At the Auckland conference of
Commonwealth Heads of Government, President Mandela took a powerful
position of principle over the abuse of human rights and denial of
democracy by the Nigerian military government. All South Africans had
cause to feel proud of the way in which Mandela not only shaped but led
the response to the crisis occasioned by the execution of Ken Saro-Wiwa
and his fellow dissidents. G7 states like Britain and Canada accepted
Mandela's lead and he was hailed as perhaps the only world leader of
truly international moral stature.
This stand was pregnant with promise within our own region too, for
South Africa is in a strong position to influence events in a
democratic direction in countries far closer to home than Nigeria, as
its successful attempts to exercise moral suasion in Lesotho and
Swaziland have already demonstrated. It seemed possible that the new
South Africa would carry its moral message to the world in the shape of
a foreign policy based on human rights. The international prestige of
South Africa's democratic revolution was further reinforced by the
enthusiasm this stand provoked.
A UN Security Council
seat?
At this point an enormous diplomatic opportunity beckoned. There has
long been discussion of the broadening of the permanent membership of
the UN Security Council from its present Big Five to include Germany
and representatives of Asia [Japan], Latin America [Brazil] and Africa,
but there has never been an African representative the big powers could
agree on. Suddenly, the jigsaw seemed complete: Mandela's South Africa,
proudly bearing the flag of racial reconciliation and human rights,
could become one of the new Big Nine - a place in the comity of nations
that even ]an Smuts in his heyday had never dreamed of.
In only a few months this prodigious promise has been comprehensively
squandered. No sooner had Mandela returned home than mutterings were
heard that South Africa was now isolated in Africa, that it had been
somehow "manipulated" into taking up an anti-Nigerian position by "the
forces of British and American imperialism".

- **PROVIDED MATERIAL**:
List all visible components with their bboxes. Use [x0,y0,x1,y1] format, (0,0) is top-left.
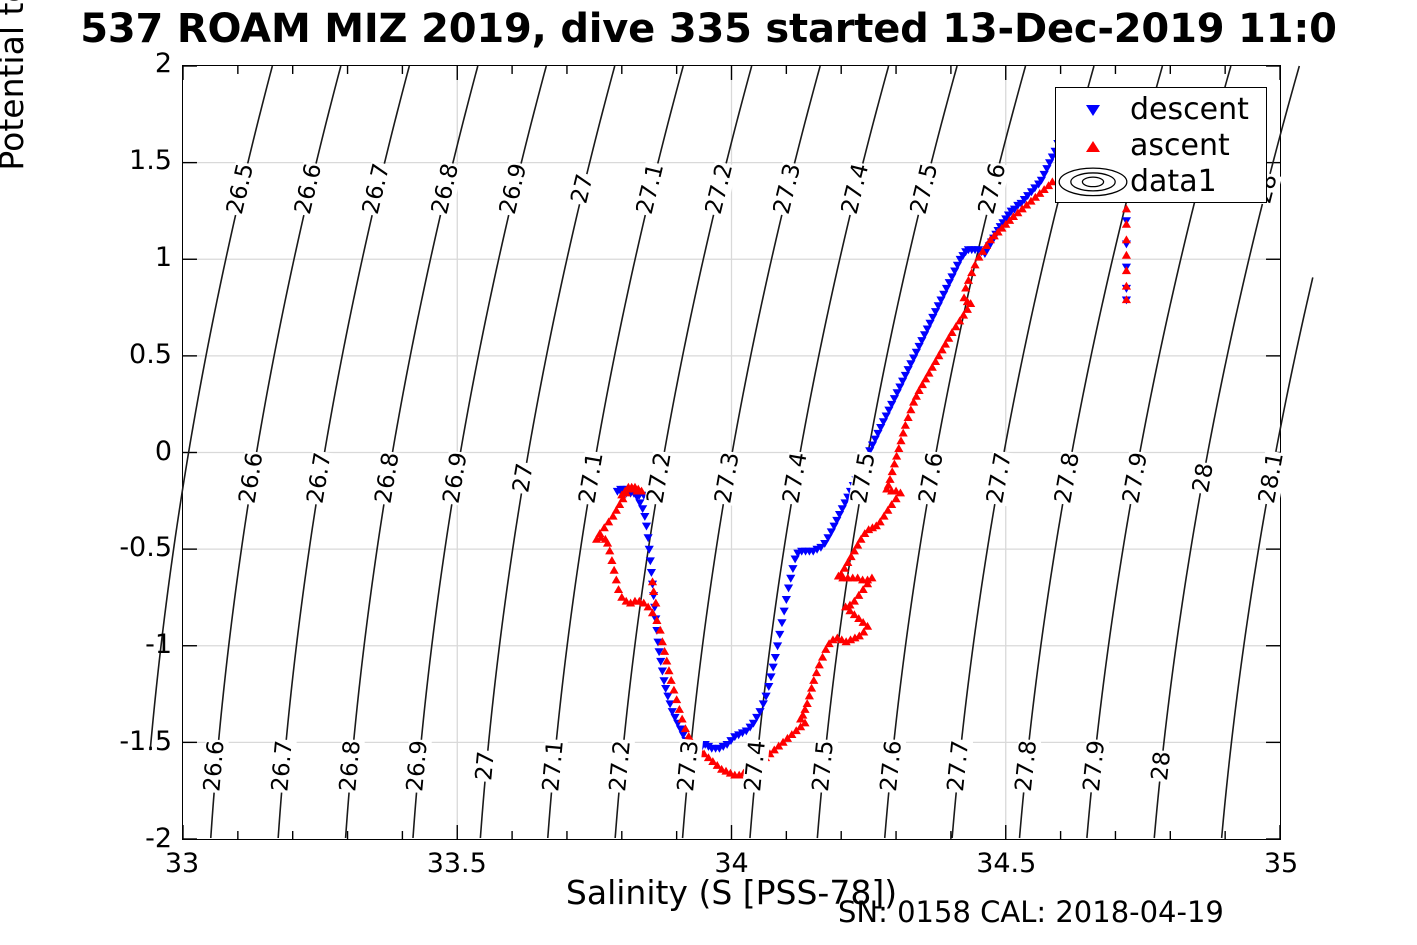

- **WRITTEN INSTRUCTION 1**: According to the commentary on Mandela's foreign policy, in which two countries had South Africa already exercised moral suasion successfully?
- **WRITTEN INSTRUCTION 2**: Reproduce the part of the commentary on Mandela's foreign policy starting at "This stand was" and ending at "this stand provoked.".
- **WRITTEN INSTRUCTION 3**: Resume the commentary on Mandela's foreign policy after its final sentence.

- **EXERCISE RESULT 1**: Lesotho and Swaziland.

- **EXERCISE RESULT 2**:
This stand was pregnant with promise within our own region too, for
South Africa is in a strong position to influence events in a
democratic direction in countries far closer to home than Nigeria, as
its successful attempts to exercise moral suasion in Lesotho and
Swaziland have already demonstrated. It seemed possible that the new
South Africa would carry its moral message to the world in the shape of
a foreign policy based on human rights. The international prestige of
South Africa's democratic revolution was further reinforced by the
enthusiasm this stand provoked.

- **EXERCISE RESULT 3**:
It soon became clear that key members of the government regretted
Mandela's stand and were determined to effect a rapprochement with the
Abacha regime in Lagos. We had soon to endure the humiliating sight of
South Africa's Foreign Minister, Alfred Nzo, working hard to water down
a UN resolution condemning Abacha's atrocity-strewn rule. Worse still,
when the Commonwealth Foreign Ministers met it was the reliable
Commonwealth liberals, Canada and Australia, who had lent such doughty
support to the anti-apartheid struggle, who were now loudest in their
demand for stronger action against Lagos while South Africa shuffled
its feet: an embarrassed Nzo tried hard to dodge questions about
Nigeria.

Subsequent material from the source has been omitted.